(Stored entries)
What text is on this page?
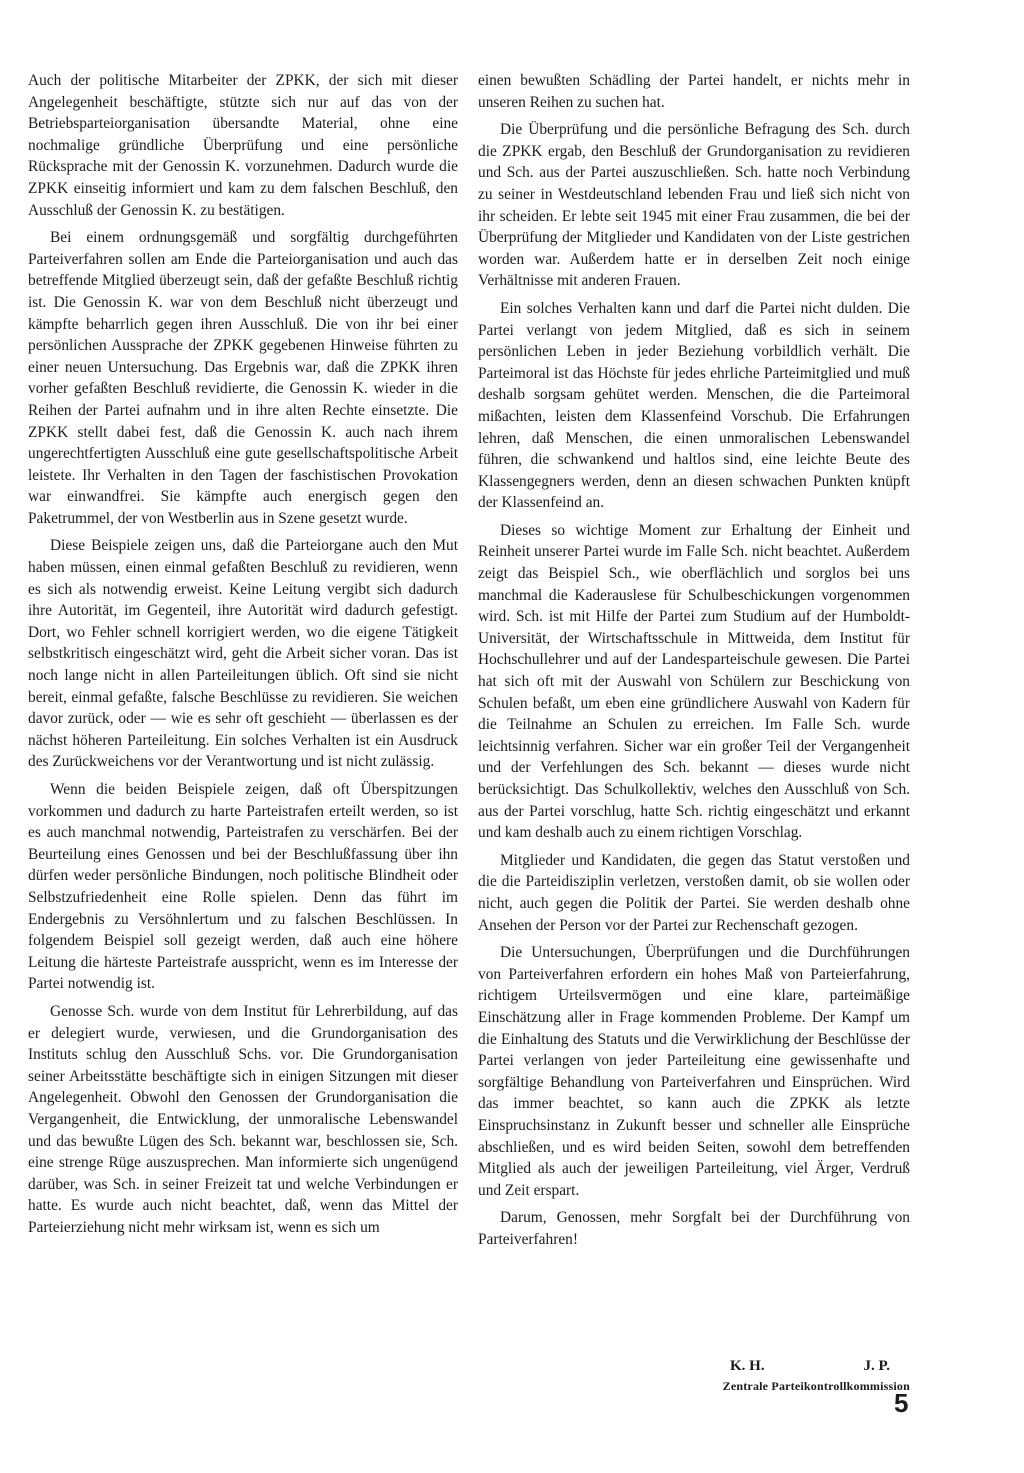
Auch der politische Mitarbeiter der ZPKK, der sich mit dieser Angelegenheit beschäftigte, stützte sich nur auf das von der Betriebsparteiorganisation übersandte Material, ohne eine nochmalige gründliche Überprüfung und eine persönliche Rücksprache mit der Genossin K. vorzunehmen. Dadurch wurde die ZPKK einseitig informiert und kam zu dem falschen Beschluß, den Ausschluß der Genossin K. zu bestätigen.

Bei einem ordnungsgemäß und sorgfältig durchgeführten Parteiverfahren sollen am Ende die Parteiorganisation und auch das betreffende Mitglied überzeugt sein, daß der gefaßte Beschluß richtig ist. Die Genossin K. war von dem Beschluß nicht überzeugt und kämpfte beharrlich gegen ihren Ausschluß. Die von ihr bei einer persönlichen Aussprache der ZPKK gegebenen Hinweise führten zu einer neuen Untersuchung. Das Ergebnis war, daß die ZPKK ihren vorher gefaßten Beschluß revidierte, die Genossin K. wieder in die Reihen der Partei aufnahm und in ihre alten Rechte einsetzte. Die ZPKK stellt dabei fest, daß die Genossin K. auch nach ihrem ungerechtfertigten Ausschluß eine gute gesellschaftspolitische Arbeit leistete. Ihr Verhalten in den Tagen der faschistischen Provokation war einwandfrei. Sie kämpfte auch energisch gegen den Paketrummel, der von Westberlin aus in Szene gesetzt wurde.

Diese Beispiele zeigen uns, daß die Parteiorgane auch den Mut haben müssen, einen einmal gefaßten Beschluß zu revidieren, wenn es sich als notwendig erweist. Keine Leitung vergibt sich dadurch ihre Autorität, im Gegenteil, ihre Autorität wird dadurch gefestigt. Dort, wo Fehler schnell korrigiert werden, wo die eigene Tätigkeit selbstkritisch eingeschätzt wird, geht die Arbeit sicher voran. Das ist noch lange nicht in allen Parteileitungen üblich. Oft sind sie nicht bereit, einmal gefaßte, falsche Beschlüsse zu revidieren. Sie weichen davor zurück, oder — wie es sehr oft geschieht — überlassen es der nächst höheren Parteileitung. Ein solches Verhalten ist ein Ausdruck des Zurückweichens vor der Verantwortung und ist nicht zulässig.

Wenn die beiden Beispiele zeigen, daß oft Überspitzungen vorkommen und dadurch zu harte Parteistrafen erteilt werden, so ist es auch manchmal notwendig, Parteistrafen zu verschärfen. Bei der Beurteilung eines Genossen und bei der Beschlußfassung über ihn dürfen weder persönliche Bindungen, noch politische Blindheit oder Selbstzufriedenheit eine Rolle spielen. Denn das führt im Endergebnis zu Versöhnlertum und zu falschen Beschlüssen. In folgendem Beispiel soll gezeigt werden, daß auch eine höhere Leitung die härteste Parteistrafe ausspricht, wenn es im Interesse der Partei notwendig ist.

Genosse Sch. wurde von dem Institut für Lehrerbildung, auf das er delegiert wurde, verwiesen, und die Grundorganisation des Instituts schlug den Ausschluß Schs. vor. Die Grundorganisation seiner Arbeitsstätte beschäftigte sich in einigen Sitzungen mit dieser Angelegenheit. Obwohl den Genossen der Grundorganisation die Vergangenheit, die Entwicklung, der unmoralische Lebenswandel und das bewußte Lügen des Sch. bekannt war, beschlossen sie, Sch. eine strenge Rüge auszusprechen. Man informierte sich ungenügend darüber, was Sch. in seiner Freizeit tat und welche Verbindungen er hatte. Es wurde auch nicht beachtet, daß, wenn das Mittel der Parteierziehung nicht mehr wirksam ist, wenn es sich um

einen bewußten Schädling der Partei handelt, er nichts mehr in unseren Reihen zu suchen hat.

Die Überprüfung und die persönliche Befragung des Sch. durch die ZPKK ergab, den Beschluß der Grundorganisation zu revidieren und Sch. aus der Partei auszuschließen. Sch. hatte noch Verbindung zu seiner in Westdeutschland lebenden Frau und ließ sich nicht von ihr scheiden. Er lebte seit 1945 mit einer Frau zusammen, die bei der Überprüfung der Mitglieder und Kandidaten von der Liste gestrichen worden war. Außerdem hatte er in derselben Zeit noch einige Verhältnisse mit anderen Frauen.

Ein solches Verhalten kann und darf die Partei nicht dulden. Die Partei verlangt von jedem Mitglied, daß es sich in seinem persönlichen Leben in jeder Beziehung vorbildlich verhält. Die Parteimoral ist das Höchste für jedes ehrliche Parteimitglied und muß deshalb sorgsam gehütet werden. Menschen, die die Parteimoral mißachten, leisten dem Klassenfeind Vorschub. Die Erfahrungen lehren, daß Menschen, die einen unmoralischen Lebenswandel führen, die schwankend und haltlos sind, eine leichte Beute des Klassengegners werden, denn an diesen schwachen Punkten knüpft der Klassenfeind an.

Dieses so wichtige Moment zur Erhaltung der Einheit und Reinheit unserer Partei wurde im Falle Sch. nicht beachtet. Außerdem zeigt das Beispiel Sch., wie oberflächlich und sorglos bei uns manchmal die Kaderauslese für Schulbeschickungen vorgenommen wird. Sch. ist mit Hilfe der Partei zum Studium auf der Humboldt-Universität, der Wirtschaftsschule in Mittweida, dem Institut für Hochschullehrer und auf der Landesparteischule gewesen. Die Partei hat sich oft mit der Auswahl von Schülern zur Beschickung von Schulen befaßt, um eben eine gründlichere Auswahl von Kadern für die Teilnahme an Schulen zu erreichen. Im Falle Sch. wurde leichtsinnig verfahren. Sicher war ein großer Teil der Vergangenheit und der Verfehlungen des Sch. bekannt — dieses wurde nicht berücksichtigt. Das Schulkollektiv, welches den Ausschluß von Sch. aus der Partei vorschlug, hatte Sch. richtig eingeschätzt und erkannt und kam deshalb auch zu einem richtigen Vorschlag.

Mitglieder und Kandidaten, die gegen das Statut verstoßen und die die Parteidisziplin verletzen, verstoßen damit, ob sie wollen oder nicht, auch gegen die Politik der Partei. Sie werden deshalb ohne Ansehen der Person vor der Partei zur Rechenschaft gezogen.

Die Untersuchungen, Überprüfungen und die Durchführungen von Parteiverfahren erfordern ein hohes Maß von Parteierfahrung, richtigem Urteilsvermögen und eine klare, parteimäßige Einschätzung aller in Frage kommenden Probleme. Der Kampf um die Einhaltung des Statuts und die Verwirklichung der Beschlüsse der Partei verlangen von jeder Parteileitung eine gewissenhafte und sorgfältige Behandlung von Parteiverfahren und Einsprüchen. Wird das immer beachtet, so kann auch die ZPKK als letzte Einspruchsinstanz in Zukunft besser und schneller alle Einsprüche abschließen, und es wird beiden Seiten, sowohl dem betreffenden Mitglied als auch der jeweiligen Parteileitung, viel Ärger, Verdruß und Zeit erspart.

Darum, Genossen, mehr Sorgfalt bei der Durchführung von Parteiverfahren!

K. H.	J. P.
Zentrale Parteikontrollkommission
5
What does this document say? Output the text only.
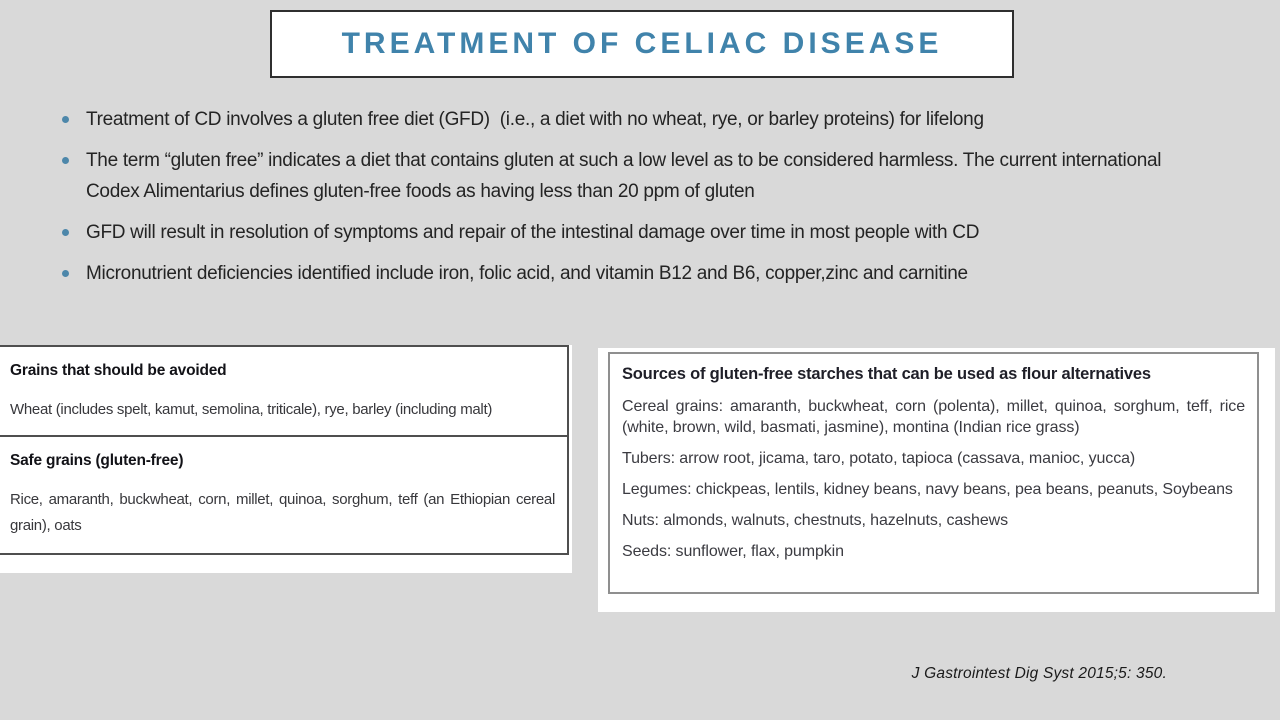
TREATMENT OF CELIAC DISEASE
Treatment of CD involves a gluten free diet (GFD)  (i.e., a diet with no wheat, rye, or barley proteins) for lifelong
The term “gluten free” indicates a diet that contains gluten at such a low level as to be considered harmless. The current international Codex Alimentarius defines gluten-free foods as having less than 20 ppm of gluten
GFD will result in resolution of symptoms and repair of the intestinal damage over time in most people with CD
Micronutrient deficiencies identified include iron, folic acid, and vitamin B12 and B6, copper,zinc and carnitine
Grains that should be avoided
Wheat (includes spelt, kamut, semolina, triticale), rye, barley (including malt)
Safe grains (gluten-free)
Rice, amaranth, buckwheat, corn, millet, quinoa, sorghum, teff (an Ethiopian cereal grain), oats
Sources of gluten-free starches that can be used as flour alternatives
Cereal grains: amaranth, buckwheat, corn (polenta), millet, quinoa, sorghum, teff, rice (white, brown, wild, basmati, jasmine), montina (Indian rice grass)
Tubers: arrow root, jicama, taro, potato, tapioca (cassava, manioc, yucca)
Legumes: chickpeas, lentils, kidney beans, navy beans, pea beans, peanuts, Soybeans
Nuts: almonds, walnuts, chestnuts, hazelnuts, cashews
Seeds: sunflower, flax, pumpkin
J Gastrointest Dig Syst 2015;5: 350.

## EXERCISE REQUIREMENTS
Show every line above where "text" is found.

## ANSWER BELOW
What text is on this page?
What does this document say? Output the text only.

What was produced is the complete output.